■ Work required ■
In the data that follows, count each line holding the string "Newsroom"; answer with the number only.
** START Source data **
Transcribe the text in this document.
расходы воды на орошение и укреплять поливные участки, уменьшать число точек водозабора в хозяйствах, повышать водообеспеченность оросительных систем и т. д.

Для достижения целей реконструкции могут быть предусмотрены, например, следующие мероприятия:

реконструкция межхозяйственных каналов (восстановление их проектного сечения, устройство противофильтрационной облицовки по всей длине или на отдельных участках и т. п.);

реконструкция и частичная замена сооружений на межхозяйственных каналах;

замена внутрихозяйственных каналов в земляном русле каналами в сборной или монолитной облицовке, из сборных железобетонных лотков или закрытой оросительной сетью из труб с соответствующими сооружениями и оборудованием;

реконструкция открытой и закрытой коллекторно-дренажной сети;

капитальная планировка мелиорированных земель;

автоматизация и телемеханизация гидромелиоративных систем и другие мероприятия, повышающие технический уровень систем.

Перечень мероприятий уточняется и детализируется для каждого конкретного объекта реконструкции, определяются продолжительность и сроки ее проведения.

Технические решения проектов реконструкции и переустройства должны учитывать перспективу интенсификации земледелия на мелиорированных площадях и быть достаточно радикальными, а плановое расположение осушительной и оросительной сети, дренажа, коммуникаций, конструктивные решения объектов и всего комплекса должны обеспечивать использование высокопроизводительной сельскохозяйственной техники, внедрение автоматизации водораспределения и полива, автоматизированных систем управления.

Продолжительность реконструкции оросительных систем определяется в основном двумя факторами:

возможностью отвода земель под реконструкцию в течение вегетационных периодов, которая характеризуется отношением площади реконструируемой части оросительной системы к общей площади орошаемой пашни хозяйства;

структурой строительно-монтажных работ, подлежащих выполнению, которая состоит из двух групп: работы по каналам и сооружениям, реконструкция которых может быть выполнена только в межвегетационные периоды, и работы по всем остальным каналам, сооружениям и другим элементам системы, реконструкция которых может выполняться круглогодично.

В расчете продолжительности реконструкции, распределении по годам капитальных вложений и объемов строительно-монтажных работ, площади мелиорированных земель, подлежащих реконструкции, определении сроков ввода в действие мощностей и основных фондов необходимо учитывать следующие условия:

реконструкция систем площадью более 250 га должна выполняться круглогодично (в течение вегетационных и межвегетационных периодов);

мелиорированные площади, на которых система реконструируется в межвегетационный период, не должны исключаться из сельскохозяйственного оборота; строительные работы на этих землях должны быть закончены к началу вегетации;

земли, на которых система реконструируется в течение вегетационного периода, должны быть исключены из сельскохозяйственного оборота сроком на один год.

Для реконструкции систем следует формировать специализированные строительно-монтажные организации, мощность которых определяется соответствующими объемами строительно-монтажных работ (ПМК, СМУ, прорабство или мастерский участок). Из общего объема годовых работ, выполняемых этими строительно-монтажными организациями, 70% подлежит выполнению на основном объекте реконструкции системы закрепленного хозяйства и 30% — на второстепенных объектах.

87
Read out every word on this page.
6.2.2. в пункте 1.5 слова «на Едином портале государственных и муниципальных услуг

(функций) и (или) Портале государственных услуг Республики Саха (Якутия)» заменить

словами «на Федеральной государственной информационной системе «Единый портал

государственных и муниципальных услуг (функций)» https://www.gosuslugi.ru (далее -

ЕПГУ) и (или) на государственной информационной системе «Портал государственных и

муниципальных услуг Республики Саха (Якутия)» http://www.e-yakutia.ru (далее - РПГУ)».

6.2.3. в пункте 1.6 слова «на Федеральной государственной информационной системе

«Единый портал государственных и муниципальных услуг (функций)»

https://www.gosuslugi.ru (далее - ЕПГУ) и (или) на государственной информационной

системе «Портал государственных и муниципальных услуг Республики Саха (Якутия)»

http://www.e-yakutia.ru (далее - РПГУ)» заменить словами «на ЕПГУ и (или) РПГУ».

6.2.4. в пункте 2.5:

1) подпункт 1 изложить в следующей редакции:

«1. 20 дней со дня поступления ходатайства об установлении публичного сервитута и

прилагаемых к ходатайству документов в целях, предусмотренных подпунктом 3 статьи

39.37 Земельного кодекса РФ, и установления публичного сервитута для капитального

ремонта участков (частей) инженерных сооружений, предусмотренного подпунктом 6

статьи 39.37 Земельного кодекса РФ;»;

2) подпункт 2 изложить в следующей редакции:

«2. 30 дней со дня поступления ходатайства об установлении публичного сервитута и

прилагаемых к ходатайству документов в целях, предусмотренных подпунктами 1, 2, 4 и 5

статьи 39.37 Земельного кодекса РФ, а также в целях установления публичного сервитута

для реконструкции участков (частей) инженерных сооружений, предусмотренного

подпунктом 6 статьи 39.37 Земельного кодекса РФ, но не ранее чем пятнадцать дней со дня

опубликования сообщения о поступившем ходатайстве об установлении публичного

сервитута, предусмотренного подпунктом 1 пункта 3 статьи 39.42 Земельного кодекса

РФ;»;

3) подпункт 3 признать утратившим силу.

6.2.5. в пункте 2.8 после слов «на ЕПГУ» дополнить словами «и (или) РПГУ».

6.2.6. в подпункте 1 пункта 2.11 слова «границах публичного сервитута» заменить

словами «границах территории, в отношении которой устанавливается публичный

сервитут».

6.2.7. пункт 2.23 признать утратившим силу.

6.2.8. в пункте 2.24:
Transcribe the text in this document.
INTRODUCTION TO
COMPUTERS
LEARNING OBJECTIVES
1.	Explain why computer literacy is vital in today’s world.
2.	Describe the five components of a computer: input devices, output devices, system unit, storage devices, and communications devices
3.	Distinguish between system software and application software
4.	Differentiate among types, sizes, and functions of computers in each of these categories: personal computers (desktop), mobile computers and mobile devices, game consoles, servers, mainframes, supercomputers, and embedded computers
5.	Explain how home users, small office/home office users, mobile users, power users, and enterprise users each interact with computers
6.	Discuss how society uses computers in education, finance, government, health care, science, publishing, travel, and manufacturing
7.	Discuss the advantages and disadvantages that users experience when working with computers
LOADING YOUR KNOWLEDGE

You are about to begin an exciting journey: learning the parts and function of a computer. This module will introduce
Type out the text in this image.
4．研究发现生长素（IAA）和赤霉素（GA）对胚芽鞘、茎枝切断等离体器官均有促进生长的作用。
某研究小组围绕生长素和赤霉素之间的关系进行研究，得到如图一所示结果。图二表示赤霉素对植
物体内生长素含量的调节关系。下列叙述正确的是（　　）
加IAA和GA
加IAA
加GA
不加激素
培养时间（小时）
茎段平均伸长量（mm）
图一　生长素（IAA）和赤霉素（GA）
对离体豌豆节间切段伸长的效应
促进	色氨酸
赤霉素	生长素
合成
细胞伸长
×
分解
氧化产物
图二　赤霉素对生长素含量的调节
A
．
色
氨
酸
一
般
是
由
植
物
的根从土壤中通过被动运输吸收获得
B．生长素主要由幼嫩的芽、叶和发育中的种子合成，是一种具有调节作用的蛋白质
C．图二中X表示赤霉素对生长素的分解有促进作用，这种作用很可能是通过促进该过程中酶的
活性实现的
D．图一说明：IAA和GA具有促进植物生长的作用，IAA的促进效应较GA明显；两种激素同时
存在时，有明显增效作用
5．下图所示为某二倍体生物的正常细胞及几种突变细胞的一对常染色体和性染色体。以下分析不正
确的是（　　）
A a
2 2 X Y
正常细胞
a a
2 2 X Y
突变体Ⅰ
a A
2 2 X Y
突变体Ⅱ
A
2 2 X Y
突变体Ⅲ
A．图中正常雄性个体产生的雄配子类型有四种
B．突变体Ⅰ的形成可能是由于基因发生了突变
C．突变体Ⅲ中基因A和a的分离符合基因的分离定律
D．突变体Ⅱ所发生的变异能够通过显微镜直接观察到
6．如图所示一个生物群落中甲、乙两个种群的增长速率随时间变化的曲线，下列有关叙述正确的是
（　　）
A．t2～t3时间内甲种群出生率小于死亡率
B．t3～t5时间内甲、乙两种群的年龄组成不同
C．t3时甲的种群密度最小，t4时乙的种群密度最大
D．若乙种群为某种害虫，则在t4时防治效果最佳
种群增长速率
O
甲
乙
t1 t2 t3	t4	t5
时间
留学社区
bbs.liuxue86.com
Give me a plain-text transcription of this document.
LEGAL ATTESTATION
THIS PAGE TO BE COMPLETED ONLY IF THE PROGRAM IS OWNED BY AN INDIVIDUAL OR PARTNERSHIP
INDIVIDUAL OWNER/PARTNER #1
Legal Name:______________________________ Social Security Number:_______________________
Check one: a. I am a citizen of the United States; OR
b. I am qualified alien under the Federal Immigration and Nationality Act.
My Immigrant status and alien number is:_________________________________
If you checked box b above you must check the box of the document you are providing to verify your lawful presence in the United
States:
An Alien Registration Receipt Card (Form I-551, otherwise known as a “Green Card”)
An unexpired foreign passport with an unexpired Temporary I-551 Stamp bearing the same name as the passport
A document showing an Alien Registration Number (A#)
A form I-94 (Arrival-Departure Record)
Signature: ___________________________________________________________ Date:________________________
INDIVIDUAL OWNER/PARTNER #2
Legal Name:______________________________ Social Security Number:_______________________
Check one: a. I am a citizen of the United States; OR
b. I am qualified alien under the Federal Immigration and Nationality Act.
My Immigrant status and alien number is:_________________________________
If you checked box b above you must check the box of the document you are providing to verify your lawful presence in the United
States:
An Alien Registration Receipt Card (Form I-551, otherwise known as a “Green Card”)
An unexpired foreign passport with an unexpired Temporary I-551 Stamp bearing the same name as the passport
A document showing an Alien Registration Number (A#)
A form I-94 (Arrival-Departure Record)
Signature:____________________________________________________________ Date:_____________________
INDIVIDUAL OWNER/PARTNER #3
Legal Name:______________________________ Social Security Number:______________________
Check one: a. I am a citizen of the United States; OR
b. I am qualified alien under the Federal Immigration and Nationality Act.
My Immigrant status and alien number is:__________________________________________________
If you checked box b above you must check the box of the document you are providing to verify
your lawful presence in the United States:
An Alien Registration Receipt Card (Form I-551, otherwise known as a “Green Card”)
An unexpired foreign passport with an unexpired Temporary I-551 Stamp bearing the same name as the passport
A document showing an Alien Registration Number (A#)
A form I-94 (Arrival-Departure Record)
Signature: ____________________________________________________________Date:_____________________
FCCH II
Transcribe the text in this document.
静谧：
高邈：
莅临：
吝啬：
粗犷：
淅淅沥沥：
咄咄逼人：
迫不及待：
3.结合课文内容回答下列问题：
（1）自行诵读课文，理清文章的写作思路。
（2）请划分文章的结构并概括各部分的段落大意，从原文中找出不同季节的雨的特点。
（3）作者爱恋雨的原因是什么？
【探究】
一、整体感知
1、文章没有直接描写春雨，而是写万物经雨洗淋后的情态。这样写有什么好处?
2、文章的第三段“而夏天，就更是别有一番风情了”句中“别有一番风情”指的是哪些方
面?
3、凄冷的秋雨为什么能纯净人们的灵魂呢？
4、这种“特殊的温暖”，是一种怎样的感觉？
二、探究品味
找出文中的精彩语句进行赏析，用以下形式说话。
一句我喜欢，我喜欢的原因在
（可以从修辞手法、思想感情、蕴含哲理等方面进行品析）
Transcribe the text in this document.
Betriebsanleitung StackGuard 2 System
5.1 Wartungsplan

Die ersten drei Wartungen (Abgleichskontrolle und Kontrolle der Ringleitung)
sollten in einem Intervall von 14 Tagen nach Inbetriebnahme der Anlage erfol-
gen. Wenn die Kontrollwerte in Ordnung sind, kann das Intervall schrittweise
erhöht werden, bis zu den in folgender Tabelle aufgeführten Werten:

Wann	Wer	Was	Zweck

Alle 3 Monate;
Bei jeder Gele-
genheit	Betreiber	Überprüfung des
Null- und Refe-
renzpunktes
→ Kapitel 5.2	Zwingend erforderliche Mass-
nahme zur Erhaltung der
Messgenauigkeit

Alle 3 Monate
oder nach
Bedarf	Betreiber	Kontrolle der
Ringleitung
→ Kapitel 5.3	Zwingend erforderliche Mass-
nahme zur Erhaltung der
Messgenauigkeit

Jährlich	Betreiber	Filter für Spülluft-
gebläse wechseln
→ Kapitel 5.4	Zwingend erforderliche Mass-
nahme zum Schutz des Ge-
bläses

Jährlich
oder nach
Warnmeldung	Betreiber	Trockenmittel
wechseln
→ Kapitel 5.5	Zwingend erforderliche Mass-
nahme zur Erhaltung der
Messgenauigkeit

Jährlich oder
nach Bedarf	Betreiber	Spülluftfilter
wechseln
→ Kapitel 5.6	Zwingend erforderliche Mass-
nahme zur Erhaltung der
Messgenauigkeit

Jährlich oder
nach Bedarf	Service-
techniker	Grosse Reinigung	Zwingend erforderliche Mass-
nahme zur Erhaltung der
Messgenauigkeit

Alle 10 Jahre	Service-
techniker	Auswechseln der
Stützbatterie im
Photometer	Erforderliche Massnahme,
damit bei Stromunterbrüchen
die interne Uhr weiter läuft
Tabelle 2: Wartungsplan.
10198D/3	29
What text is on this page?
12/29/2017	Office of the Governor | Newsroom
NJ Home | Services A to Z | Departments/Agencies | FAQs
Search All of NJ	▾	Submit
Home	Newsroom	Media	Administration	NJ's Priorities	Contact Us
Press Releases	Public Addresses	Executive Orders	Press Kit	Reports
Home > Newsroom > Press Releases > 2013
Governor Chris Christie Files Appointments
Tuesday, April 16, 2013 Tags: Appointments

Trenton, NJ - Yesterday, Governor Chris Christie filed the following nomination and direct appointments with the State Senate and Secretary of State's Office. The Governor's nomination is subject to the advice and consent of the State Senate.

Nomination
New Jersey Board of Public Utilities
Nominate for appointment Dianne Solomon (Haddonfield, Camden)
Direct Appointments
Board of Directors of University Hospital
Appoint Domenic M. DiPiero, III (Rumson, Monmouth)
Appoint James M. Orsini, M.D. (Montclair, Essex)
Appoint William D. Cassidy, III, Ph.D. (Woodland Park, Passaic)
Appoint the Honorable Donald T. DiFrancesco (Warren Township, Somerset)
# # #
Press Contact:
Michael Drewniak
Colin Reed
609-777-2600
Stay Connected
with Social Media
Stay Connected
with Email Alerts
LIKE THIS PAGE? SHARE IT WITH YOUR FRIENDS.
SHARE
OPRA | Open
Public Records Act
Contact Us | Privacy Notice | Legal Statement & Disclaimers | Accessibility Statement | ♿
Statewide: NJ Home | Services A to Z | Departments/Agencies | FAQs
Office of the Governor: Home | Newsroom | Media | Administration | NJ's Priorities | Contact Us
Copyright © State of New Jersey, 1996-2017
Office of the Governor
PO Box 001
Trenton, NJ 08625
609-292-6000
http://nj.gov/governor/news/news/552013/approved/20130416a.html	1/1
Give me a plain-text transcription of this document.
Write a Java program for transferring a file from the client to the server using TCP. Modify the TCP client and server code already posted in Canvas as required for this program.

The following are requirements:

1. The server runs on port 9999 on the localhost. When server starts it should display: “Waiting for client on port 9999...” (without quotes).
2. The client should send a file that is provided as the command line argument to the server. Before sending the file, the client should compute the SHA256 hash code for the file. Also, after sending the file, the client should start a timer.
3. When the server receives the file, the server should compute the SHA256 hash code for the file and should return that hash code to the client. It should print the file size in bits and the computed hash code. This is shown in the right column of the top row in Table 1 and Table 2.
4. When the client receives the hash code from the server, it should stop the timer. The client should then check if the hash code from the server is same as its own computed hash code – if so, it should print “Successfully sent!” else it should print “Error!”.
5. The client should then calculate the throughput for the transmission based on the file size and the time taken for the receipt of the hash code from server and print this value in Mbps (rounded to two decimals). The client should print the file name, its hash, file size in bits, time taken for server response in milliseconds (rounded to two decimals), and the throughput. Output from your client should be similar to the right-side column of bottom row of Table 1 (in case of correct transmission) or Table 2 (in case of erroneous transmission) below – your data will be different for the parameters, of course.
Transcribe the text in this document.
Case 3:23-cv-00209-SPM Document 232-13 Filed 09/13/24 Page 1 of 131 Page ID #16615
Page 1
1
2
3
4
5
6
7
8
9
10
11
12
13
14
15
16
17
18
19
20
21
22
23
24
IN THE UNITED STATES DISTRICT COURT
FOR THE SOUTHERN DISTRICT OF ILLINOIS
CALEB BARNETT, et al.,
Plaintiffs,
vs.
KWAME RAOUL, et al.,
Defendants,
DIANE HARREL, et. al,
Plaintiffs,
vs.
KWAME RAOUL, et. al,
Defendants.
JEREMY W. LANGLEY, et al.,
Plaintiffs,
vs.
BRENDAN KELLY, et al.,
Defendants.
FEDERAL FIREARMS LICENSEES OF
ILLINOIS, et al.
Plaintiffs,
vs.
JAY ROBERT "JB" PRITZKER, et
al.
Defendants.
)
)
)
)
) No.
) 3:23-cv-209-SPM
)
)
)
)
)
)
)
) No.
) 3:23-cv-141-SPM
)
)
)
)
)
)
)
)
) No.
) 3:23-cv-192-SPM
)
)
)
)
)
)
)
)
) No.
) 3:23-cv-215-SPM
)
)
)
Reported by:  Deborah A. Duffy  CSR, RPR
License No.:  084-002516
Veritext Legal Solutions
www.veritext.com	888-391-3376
** END Source data **
■ Answer to this exercise ■
4